- **EXERCISE DESCRIPTION**:
Report how many lines contain "Zoom". The answer is a single number.
# # # # #
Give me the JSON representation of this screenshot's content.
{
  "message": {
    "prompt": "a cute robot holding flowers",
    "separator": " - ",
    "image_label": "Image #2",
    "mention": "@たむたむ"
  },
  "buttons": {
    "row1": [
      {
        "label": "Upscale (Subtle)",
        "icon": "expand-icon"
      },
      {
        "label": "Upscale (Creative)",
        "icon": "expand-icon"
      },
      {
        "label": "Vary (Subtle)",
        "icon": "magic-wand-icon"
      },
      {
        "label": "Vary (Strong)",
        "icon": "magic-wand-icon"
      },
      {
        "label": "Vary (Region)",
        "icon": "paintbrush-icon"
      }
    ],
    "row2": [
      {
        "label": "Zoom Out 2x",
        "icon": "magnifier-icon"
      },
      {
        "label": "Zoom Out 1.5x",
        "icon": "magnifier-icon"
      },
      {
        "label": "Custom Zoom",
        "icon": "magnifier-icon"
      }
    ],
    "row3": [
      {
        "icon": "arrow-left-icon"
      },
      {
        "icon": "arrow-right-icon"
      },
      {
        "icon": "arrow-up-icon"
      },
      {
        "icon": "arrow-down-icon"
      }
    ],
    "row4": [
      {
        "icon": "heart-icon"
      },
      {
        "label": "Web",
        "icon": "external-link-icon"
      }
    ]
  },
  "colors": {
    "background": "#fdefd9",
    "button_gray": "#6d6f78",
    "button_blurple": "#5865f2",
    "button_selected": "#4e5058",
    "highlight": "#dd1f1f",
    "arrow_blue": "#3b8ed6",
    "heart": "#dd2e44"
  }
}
# # # # #
- **ANSWER FOR THIS EXERCISE**:
3